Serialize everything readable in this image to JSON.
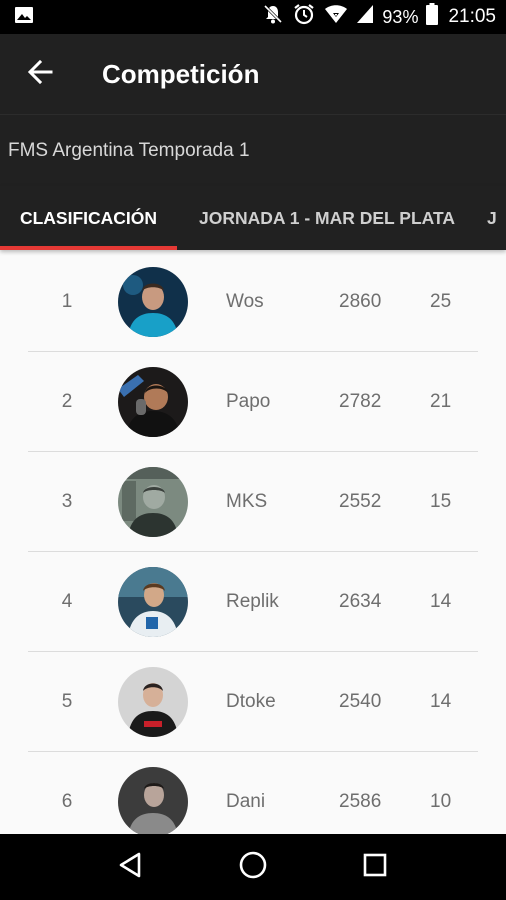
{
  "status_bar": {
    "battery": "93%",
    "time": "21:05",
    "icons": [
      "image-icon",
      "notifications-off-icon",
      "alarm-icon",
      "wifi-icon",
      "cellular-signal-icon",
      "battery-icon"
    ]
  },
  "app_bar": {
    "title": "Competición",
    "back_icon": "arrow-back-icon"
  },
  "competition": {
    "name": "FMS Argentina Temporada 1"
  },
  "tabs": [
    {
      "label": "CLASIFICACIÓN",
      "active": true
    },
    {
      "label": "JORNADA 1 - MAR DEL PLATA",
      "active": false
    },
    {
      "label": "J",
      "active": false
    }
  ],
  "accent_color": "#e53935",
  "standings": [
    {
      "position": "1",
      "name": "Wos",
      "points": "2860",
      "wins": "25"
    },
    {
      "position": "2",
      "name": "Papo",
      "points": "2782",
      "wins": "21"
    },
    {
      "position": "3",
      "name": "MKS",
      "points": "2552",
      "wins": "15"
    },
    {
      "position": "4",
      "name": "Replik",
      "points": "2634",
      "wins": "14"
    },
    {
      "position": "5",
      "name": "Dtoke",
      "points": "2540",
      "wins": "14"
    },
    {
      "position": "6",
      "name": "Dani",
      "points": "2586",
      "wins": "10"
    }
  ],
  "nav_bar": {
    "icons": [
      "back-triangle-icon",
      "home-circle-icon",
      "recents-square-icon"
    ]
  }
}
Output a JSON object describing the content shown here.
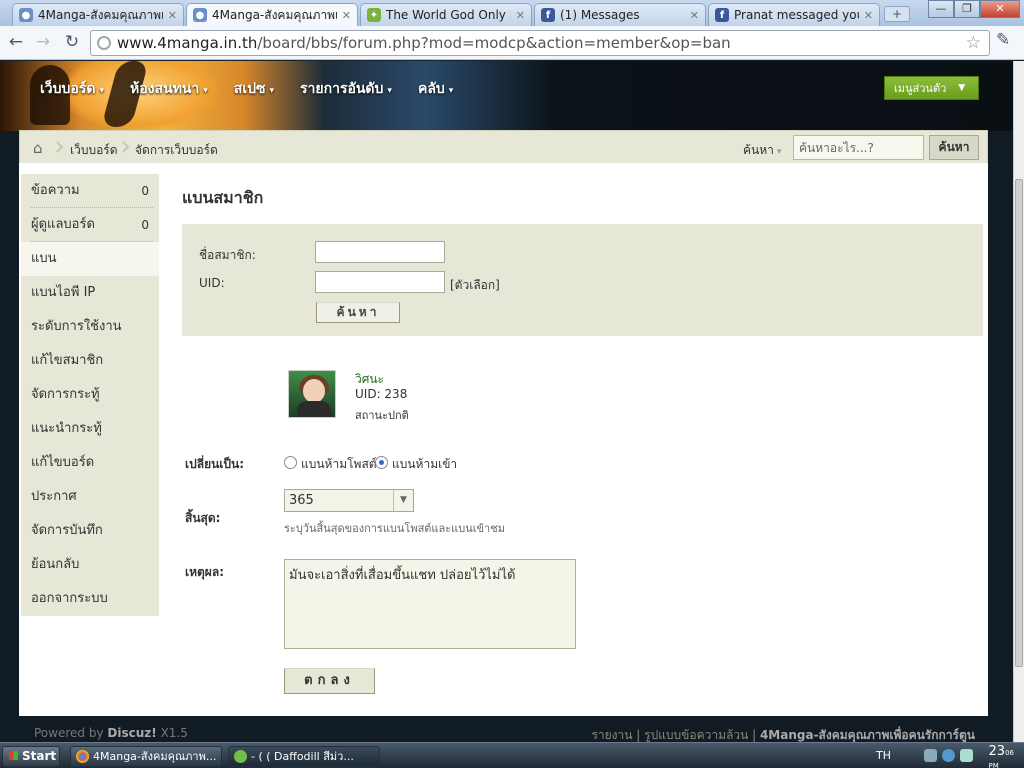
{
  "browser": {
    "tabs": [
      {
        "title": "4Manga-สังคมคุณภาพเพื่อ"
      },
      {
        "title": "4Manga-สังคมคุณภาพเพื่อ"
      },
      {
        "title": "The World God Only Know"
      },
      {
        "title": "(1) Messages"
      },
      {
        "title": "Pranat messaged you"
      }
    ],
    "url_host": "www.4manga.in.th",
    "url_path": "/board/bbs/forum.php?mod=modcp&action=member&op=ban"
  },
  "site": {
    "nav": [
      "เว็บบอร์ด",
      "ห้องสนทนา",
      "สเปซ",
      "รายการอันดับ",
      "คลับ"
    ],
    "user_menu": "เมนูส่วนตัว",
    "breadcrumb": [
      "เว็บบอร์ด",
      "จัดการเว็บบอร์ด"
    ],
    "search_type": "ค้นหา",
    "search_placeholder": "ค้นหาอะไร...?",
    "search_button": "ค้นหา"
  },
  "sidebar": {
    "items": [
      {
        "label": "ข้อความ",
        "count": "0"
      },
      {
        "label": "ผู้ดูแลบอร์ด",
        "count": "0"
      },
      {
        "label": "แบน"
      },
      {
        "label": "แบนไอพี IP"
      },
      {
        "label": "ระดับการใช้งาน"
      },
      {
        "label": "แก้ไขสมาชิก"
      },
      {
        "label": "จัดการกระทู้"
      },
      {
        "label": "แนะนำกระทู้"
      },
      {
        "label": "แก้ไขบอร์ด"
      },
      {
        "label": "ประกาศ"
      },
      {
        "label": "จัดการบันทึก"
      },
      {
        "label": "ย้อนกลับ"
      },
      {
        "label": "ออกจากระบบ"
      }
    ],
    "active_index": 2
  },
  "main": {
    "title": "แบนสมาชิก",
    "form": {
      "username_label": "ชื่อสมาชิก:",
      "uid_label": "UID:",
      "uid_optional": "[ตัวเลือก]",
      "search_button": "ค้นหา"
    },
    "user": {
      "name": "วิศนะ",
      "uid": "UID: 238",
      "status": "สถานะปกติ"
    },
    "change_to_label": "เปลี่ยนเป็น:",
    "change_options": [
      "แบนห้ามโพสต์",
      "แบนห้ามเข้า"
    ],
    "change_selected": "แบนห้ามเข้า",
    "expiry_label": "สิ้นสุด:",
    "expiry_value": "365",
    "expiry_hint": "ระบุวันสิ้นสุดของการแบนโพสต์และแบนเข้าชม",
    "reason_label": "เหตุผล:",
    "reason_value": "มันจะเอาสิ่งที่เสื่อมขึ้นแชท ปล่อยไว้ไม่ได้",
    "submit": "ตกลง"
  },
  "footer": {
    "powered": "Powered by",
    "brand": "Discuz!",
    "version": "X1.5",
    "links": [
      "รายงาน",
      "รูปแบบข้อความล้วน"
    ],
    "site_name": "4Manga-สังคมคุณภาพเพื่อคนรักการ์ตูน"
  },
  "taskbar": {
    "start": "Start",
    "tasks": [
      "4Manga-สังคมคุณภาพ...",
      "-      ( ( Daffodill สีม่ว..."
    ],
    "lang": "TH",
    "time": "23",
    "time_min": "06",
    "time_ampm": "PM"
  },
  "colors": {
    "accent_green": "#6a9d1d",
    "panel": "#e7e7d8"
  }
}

- - -

* _Task brief_
Copy the whole of the material above exactly, but not its images.

* _The answer_
Serialize everything readable in this image to JSON.
{
  "status_bar": {
    "battery": "93%",
    "time": "21:05",
    "icons": [
      "image-icon",
      "notifications-off-icon",
      "alarm-icon",
      "wifi-icon",
      "cellular-signal-icon",
      "battery-icon"
    ]
  },
  "app_bar": {
    "title": "Competición",
    "back_icon": "arrow-back-icon"
  },
  "competition": {
    "name": "FMS Argentina Temporada 1"
  },
  "tabs": [
    {
      "label": "CLASIFICACIÓN",
      "active": true
    },
    {
      "label": "JORNADA 1 - MAR DEL PLATA",
      "active": false
    },
    {
      "label": "J",
      "active": false
    }
  ],
  "accent_color": "#e53935",
  "standings": [
    {
      "position": "1",
      "name": "Wos",
      "points": "2860",
      "wins": "25"
    },
    {
      "position": "2",
      "name": "Papo",
      "points": "2782",
      "wins": "21"
    },
    {
      "position": "3",
      "name": "MKS",
      "points": "2552",
      "wins": "15"
    },
    {
      "position": "4",
      "name": "Replik",
      "points": "2634",
      "wins": "14"
    },
    {
      "position": "5",
      "name": "Dtoke",
      "points": "2540",
      "wins": "14"
    },
    {
      "position": "6",
      "name": "Dani",
      "points": "2586",
      "wins": "10"
    }
  ],
  "nav_bar": {
    "icons": [
      "back-triangle-icon",
      "home-circle-icon",
      "recents-square-icon"
    ]
  }
}
Output a JSON object describing the content shown here.
{
  "browser": {
    "tabs": [
      {
        "title": "4Manga-สังคมคุณภาพเพื่อ"
      },
      {
        "title": "4Manga-สังคมคุณภาพเพื่อ"
      },
      {
        "title": "The World God Only Know"
      },
      {
        "title": "(1) Messages"
      },
      {
        "title": "Pranat messaged you"
      }
    ],
    "url_host": "www.4manga.in.th",
    "url_path": "/board/bbs/forum.php?mod=modcp&action=member&op=ban"
  },
  "site": {
    "nav": [
      "เว็บบอร์ด",
      "ห้องสนทนา",
      "สเปซ",
      "รายการอันดับ",
      "คลับ"
    ],
    "user_menu": "เมนูส่วนตัว",
    "breadcrumb": [
      "เว็บบอร์ด",
      "จัดการเว็บบอร์ด"
    ],
    "search_type": "ค้นหา",
    "search_placeholder": "ค้นหาอะไร...?",
    "search_button": "ค้นหา"
  },
  "sidebar": {
    "items": [
      {
        "label": "ข้อความ",
        "count": "0"
      },
      {
        "label": "ผู้ดูแลบอร์ด",
        "count": "0"
      },
      {
        "label": "แบน"
      },
      {
        "label": "แบนไอพี IP"
      },
      {
        "label": "ระดับการใช้งาน"
      },
      {
        "label": "แก้ไขสมาชิก"
      },
      {
        "label": "จัดการกระทู้"
      },
      {
        "label": "แนะนำกระทู้"
      },
      {
        "label": "แก้ไขบอร์ด"
      },
      {
        "label": "ประกาศ"
      },
      {
        "label": "จัดการบันทึก"
      },
      {
        "label": "ย้อนกลับ"
      },
      {
        "label": "ออกจากระบบ"
      }
    ],
    "active_index": 2
  },
  "main": {
    "title": "แบนสมาชิก",
    "form": {
      "username_label": "ชื่อสมาชิก:",
      "uid_label": "UID:",
      "uid_optional": "[ตัวเลือก]",
      "search_button": "ค้นหา"
    },
    "user": {
      "name": "วิศนะ",
      "uid": "UID: 238",
      "status": "สถานะปกติ"
    },
    "change_to_label": "เปลี่ยนเป็น:",
    "change_options": [
      "แบนห้ามโพสต์",
      "แบนห้ามเข้า"
    ],
    "change_selected": "แบนห้ามเข้า",
    "expiry_label": "สิ้นสุด:",
    "expiry_value": "365",
    "expiry_hint": "ระบุวันสิ้นสุดของการแบนโพสต์และแบนเข้าชม",
    "reason_label": "เหตุผล:",
    "reason_value": "มันจะเอาสิ่งที่เสื่อมขึ้นแชท ปล่อยไว้ไม่ได้",
    "submit": "ตกลง"
  },
  "footer": {
    "powered": "Powered by",
    "brand": "Discuz!",
    "version": "X1.5",
    "links": [
      "รายงาน",
      "รูปแบบข้อความล้วน"
    ],
    "site_name": "4Manga-สังคมคุณภาพเพื่อคนรักการ์ตูน"
  },
  "taskbar": {
    "start": "Start",
    "tasks": [
      "4Manga-สังคมคุณภาพ...",
      "-      ( ( Daffodill สีม่ว..."
    ],
    "lang": "TH",
    "time": "23",
    "time_min": "06",
    "time_ampm": "PM"
  },
  "colors": {
    "accent_green": "#6a9d1d",
    "panel": "#e7e7d8"
  }
}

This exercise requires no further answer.